+++ Source data +++

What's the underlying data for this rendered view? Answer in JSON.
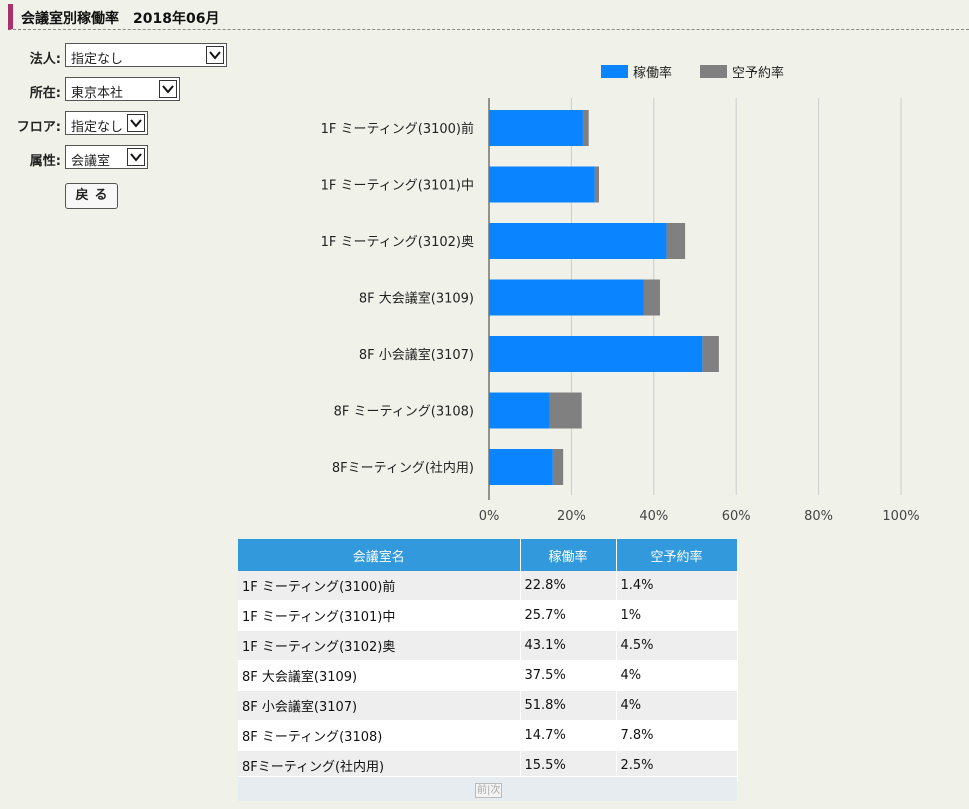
{
  "header": {
    "title": "会議室別稼働率　2018年06月"
  },
  "filters": [
    {
      "label": "法人:",
      "value": "指定なし"
    },
    {
      "label": "所在:",
      "value": "東京本社"
    },
    {
      "label": "フロア:",
      "value": "指定なし"
    },
    {
      "label": "属性:",
      "value": "会議室"
    }
  ],
  "back_button": {
    "label": "戻る"
  },
  "colors": {
    "utilization": "#0a84ff",
    "vacant_reservation": "#808080"
  },
  "chart_data": {
    "type": "bar",
    "orientation": "horizontal",
    "stacked": true,
    "categories": [
      "1F ミーティング(3100)前",
      "1F ミーティング(3101)中",
      "1F ミーティング(3102)奥",
      "8F 大会議室(3109)",
      "8F 小会議室(3107)",
      "8F ミーティング(3108)",
      "8Fミーティング(社内用)"
    ],
    "series": [
      {
        "name": "稼働率",
        "values": [
          22.8,
          25.7,
          43.1,
          37.5,
          51.8,
          14.7,
          15.5
        ]
      },
      {
        "name": "空予約率",
        "values": [
          1.4,
          1,
          4.5,
          4,
          4,
          7.8,
          2.5
        ]
      }
    ],
    "xlim": [
      0,
      100
    ],
    "xticks": [
      "0%",
      "20%",
      "40%",
      "60%",
      "80%",
      "100%"
    ],
    "grid": true,
    "legend": "top-right"
  },
  "table": {
    "headers": [
      "会議室名",
      "稼働率",
      "空予約率"
    ],
    "rows": [
      [
        "1F ミーティング(3100)前",
        "22.8%",
        "1.4%"
      ],
      [
        "1F ミーティング(3101)中",
        "25.7%",
        "1%"
      ],
      [
        "1F ミーティング(3102)奥",
        "43.1%",
        "4.5%"
      ],
      [
        "8F 大会議室(3109)",
        "37.5%",
        "4%"
      ],
      [
        "8F 小会議室(3107)",
        "51.8%",
        "4%"
      ],
      [
        "8F ミーティング(3108)",
        "14.7%",
        "7.8%"
      ],
      [
        "8Fミーティング(社内用)",
        "15.5%",
        "2.5%"
      ]
    ]
  },
  "pager": {
    "label": "前|次"
  }
}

+++

- What you have to do
Transcribe the full listing above exactly as it stands, minus the pictures.

- Task response
What's the underlying data for this rendered view? Answer in JSON.
{
  "header": {
    "title": "会議室別稼働率　2018年06月"
  },
  "filters": [
    {
      "label": "法人:",
      "value": "指定なし"
    },
    {
      "label": "所在:",
      "value": "東京本社"
    },
    {
      "label": "フロア:",
      "value": "指定なし"
    },
    {
      "label": "属性:",
      "value": "会議室"
    }
  ],
  "back_button": {
    "label": "戻る"
  },
  "colors": {
    "utilization": "#0a84ff",
    "vacant_reservation": "#808080"
  },
  "chart_data": {
    "type": "bar",
    "orientation": "horizontal",
    "stacked": true,
    "categories": [
      "1F ミーティング(3100)前",
      "1F ミーティング(3101)中",
      "1F ミーティング(3102)奥",
      "8F 大会議室(3109)",
      "8F 小会議室(3107)",
      "8F ミーティング(3108)",
      "8Fミーティング(社内用)"
    ],
    "series": [
      {
        "name": "稼働率",
        "values": [
          22.8,
          25.7,
          43.1,
          37.5,
          51.8,
          14.7,
          15.5
        ]
      },
      {
        "name": "空予約率",
        "values": [
          1.4,
          1,
          4.5,
          4,
          4,
          7.8,
          2.5
        ]
      }
    ],
    "xlim": [
      0,
      100
    ],
    "xticks": [
      "0%",
      "20%",
      "40%",
      "60%",
      "80%",
      "100%"
    ],
    "grid": true,
    "legend": "top-right"
  },
  "table": {
    "headers": [
      "会議室名",
      "稼働率",
      "空予約率"
    ],
    "rows": [
      [
        "1F ミーティング(3100)前",
        "22.8%",
        "1.4%"
      ],
      [
        "1F ミーティング(3101)中",
        "25.7%",
        "1%"
      ],
      [
        "1F ミーティング(3102)奥",
        "43.1%",
        "4.5%"
      ],
      [
        "8F 大会議室(3109)",
        "37.5%",
        "4%"
      ],
      [
        "8F 小会議室(3107)",
        "51.8%",
        "4%"
      ],
      [
        "8F ミーティング(3108)",
        "14.7%",
        "7.8%"
      ],
      [
        "8Fミーティング(社内用)",
        "15.5%",
        "2.5%"
      ]
    ]
  },
  "pager": {
    "label": "前|次"
  }
}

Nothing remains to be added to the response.